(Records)

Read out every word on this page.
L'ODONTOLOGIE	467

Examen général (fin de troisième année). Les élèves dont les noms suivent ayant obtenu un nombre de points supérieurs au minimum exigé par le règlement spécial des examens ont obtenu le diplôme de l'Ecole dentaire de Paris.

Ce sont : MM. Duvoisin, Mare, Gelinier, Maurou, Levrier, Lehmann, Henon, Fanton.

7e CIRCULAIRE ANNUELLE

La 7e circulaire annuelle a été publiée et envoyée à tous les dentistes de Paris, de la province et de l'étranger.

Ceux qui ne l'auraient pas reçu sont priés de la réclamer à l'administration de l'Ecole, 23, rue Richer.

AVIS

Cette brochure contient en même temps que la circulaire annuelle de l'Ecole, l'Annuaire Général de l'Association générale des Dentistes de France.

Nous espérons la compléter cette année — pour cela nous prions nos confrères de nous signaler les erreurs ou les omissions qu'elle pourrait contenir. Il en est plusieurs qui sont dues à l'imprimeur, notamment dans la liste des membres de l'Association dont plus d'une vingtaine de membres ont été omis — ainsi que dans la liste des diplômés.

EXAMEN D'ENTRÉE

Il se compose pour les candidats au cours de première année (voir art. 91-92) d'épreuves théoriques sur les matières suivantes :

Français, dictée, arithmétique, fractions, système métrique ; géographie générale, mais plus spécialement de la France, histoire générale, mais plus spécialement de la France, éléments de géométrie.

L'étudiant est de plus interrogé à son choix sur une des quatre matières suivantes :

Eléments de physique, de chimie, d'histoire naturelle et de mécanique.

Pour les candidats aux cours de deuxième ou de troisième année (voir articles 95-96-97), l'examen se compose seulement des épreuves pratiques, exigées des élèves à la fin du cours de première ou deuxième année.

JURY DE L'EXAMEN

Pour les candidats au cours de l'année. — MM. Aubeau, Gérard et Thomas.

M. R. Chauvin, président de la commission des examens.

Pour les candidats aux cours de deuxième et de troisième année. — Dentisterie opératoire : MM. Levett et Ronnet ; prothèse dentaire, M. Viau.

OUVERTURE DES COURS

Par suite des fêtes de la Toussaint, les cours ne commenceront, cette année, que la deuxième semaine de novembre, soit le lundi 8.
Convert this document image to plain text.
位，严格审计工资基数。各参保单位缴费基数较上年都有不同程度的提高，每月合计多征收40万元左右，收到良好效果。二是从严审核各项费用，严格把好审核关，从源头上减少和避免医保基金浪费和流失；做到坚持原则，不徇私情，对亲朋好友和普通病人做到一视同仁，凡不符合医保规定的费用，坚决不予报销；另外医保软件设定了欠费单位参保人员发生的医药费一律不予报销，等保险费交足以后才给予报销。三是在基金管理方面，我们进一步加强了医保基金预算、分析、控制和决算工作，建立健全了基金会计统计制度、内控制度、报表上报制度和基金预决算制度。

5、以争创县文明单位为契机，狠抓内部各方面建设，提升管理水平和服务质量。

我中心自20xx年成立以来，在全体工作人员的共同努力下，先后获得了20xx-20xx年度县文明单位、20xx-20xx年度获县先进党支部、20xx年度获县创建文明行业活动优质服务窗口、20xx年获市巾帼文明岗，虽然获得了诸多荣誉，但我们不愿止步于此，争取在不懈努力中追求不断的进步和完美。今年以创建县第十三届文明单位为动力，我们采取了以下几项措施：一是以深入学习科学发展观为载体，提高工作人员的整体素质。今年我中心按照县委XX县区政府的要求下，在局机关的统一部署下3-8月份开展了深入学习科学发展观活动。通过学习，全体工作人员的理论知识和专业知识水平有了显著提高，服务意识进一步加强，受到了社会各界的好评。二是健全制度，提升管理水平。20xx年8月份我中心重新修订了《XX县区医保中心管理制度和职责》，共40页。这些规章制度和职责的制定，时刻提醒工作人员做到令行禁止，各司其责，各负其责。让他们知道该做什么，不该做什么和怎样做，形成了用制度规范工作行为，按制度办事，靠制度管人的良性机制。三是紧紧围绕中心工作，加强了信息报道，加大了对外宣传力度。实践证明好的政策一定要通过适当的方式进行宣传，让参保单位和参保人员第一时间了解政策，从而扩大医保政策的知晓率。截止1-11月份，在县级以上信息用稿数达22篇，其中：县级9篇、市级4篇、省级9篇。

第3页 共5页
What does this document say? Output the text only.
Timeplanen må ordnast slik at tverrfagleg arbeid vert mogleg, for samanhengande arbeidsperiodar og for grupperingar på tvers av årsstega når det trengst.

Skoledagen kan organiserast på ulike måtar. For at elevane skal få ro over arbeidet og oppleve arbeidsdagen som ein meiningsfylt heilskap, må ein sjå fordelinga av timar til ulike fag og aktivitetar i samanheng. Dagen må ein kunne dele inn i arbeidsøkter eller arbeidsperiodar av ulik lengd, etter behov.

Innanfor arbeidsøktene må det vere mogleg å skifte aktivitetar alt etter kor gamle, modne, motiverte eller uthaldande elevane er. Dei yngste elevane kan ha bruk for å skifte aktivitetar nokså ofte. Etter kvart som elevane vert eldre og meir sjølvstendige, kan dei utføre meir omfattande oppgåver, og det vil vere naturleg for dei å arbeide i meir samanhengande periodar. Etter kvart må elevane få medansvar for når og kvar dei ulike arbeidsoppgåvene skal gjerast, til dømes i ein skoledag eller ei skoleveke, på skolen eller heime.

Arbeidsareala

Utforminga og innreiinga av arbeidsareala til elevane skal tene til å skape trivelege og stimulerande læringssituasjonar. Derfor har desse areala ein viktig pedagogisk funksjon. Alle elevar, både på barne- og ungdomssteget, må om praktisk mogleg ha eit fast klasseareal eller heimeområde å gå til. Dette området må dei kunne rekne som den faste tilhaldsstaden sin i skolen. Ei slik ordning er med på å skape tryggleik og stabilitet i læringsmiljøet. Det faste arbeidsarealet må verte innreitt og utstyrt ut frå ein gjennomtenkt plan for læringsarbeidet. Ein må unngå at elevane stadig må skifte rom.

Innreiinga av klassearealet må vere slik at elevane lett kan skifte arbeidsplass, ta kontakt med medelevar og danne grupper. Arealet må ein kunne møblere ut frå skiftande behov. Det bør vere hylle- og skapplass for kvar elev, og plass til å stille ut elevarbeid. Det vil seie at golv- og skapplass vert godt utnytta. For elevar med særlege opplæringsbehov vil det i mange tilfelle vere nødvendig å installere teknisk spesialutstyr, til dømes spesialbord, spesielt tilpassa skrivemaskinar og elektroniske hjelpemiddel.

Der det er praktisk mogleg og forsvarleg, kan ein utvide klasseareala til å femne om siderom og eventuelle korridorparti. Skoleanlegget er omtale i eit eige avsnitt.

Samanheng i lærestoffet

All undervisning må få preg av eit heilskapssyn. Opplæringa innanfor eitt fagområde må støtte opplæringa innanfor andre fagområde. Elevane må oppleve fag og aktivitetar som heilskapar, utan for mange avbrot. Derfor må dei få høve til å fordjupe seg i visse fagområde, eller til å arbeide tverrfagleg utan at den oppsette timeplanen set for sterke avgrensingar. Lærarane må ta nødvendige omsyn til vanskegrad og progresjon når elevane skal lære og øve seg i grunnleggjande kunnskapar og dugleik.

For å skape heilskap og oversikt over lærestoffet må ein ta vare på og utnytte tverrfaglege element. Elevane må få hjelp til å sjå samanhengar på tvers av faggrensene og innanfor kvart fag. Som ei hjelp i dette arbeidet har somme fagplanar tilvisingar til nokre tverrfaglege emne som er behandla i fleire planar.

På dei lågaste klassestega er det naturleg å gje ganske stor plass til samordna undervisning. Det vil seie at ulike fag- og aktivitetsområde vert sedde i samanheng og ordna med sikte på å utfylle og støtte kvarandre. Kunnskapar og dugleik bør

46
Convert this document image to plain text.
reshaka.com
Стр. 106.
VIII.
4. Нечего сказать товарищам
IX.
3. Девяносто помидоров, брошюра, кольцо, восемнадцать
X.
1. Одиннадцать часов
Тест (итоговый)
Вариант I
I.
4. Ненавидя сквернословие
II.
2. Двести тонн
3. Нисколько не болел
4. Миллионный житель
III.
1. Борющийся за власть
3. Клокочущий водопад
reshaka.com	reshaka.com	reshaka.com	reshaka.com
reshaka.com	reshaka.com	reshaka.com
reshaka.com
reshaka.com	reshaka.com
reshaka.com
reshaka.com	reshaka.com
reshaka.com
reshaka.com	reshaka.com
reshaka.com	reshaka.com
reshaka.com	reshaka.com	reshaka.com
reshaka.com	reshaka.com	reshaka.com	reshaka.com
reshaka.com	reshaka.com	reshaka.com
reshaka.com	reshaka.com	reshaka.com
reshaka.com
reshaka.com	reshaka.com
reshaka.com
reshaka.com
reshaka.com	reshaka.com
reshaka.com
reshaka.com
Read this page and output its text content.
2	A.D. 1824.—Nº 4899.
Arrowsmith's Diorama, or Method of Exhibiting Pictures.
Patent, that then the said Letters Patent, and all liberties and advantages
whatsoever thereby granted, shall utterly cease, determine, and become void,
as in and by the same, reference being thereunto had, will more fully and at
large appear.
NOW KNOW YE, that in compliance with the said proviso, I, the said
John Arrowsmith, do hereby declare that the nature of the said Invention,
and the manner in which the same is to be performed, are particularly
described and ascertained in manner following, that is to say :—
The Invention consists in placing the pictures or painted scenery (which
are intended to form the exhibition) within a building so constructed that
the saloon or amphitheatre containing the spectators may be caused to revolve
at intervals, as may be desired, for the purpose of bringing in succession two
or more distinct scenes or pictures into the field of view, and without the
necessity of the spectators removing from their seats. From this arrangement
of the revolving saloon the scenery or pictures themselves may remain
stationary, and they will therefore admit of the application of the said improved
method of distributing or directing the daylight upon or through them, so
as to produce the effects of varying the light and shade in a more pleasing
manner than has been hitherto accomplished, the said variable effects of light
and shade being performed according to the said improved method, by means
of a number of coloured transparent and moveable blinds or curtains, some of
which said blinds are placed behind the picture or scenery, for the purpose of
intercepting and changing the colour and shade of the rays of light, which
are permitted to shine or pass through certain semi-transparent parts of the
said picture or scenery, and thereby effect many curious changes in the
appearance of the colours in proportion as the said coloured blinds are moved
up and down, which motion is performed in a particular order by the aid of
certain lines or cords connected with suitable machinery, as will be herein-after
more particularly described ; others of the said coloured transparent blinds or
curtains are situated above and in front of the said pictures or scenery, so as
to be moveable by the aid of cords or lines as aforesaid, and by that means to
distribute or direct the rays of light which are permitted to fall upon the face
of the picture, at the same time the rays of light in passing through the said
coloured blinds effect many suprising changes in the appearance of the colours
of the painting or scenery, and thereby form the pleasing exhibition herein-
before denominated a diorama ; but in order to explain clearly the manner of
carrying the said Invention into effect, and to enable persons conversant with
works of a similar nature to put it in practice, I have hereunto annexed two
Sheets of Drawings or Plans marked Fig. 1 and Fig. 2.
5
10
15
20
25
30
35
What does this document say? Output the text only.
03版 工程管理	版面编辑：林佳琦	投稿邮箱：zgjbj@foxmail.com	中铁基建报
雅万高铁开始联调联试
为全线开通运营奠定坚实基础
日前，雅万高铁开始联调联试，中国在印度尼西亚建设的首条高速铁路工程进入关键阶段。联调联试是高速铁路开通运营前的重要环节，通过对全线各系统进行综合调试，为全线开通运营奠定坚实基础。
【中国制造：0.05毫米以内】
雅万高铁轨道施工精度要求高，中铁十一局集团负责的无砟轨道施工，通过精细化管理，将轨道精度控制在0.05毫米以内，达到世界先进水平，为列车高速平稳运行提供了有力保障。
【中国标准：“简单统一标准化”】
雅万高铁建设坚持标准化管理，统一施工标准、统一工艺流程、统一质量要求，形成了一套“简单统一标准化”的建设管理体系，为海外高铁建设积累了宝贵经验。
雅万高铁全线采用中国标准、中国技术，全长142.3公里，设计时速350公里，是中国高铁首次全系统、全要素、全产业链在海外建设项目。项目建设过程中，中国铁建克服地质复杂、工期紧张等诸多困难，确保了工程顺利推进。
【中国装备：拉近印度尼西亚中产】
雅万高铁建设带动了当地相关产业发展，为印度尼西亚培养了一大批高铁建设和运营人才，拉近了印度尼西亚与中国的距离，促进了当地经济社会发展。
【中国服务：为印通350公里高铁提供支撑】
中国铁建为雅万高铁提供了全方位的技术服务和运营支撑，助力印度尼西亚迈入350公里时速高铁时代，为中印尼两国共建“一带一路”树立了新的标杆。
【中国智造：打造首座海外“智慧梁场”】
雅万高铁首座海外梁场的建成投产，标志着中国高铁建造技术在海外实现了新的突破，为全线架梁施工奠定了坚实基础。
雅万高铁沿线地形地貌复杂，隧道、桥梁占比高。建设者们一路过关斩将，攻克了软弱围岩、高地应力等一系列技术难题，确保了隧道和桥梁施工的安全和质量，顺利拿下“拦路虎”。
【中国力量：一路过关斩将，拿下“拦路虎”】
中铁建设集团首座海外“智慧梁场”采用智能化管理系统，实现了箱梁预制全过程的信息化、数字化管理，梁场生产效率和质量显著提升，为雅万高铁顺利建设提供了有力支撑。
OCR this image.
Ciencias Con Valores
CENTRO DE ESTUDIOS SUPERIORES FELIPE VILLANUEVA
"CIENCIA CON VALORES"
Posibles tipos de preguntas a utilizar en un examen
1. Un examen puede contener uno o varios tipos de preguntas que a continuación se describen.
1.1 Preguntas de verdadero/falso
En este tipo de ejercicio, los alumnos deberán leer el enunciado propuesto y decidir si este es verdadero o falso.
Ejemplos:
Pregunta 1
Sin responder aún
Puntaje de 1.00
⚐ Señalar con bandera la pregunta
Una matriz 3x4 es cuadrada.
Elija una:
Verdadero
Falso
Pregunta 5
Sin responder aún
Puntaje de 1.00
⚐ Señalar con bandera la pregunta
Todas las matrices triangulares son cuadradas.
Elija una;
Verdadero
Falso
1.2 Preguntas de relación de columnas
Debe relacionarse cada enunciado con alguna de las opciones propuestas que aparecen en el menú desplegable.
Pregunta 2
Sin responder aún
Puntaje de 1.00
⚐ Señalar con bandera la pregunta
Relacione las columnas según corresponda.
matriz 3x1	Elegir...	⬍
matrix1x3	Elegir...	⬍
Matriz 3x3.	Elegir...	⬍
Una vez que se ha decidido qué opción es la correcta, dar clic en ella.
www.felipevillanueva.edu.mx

◆ Request ◆
The lines to collect are those holding the string "rays"; copy them all.

◆ Written solution ◆
intercepting and changing the colour and shade of the rays of light, which
distribute or direct the rays of light which are permitted to fall upon the face
of the picture, at the same time the rays of light in passing through the said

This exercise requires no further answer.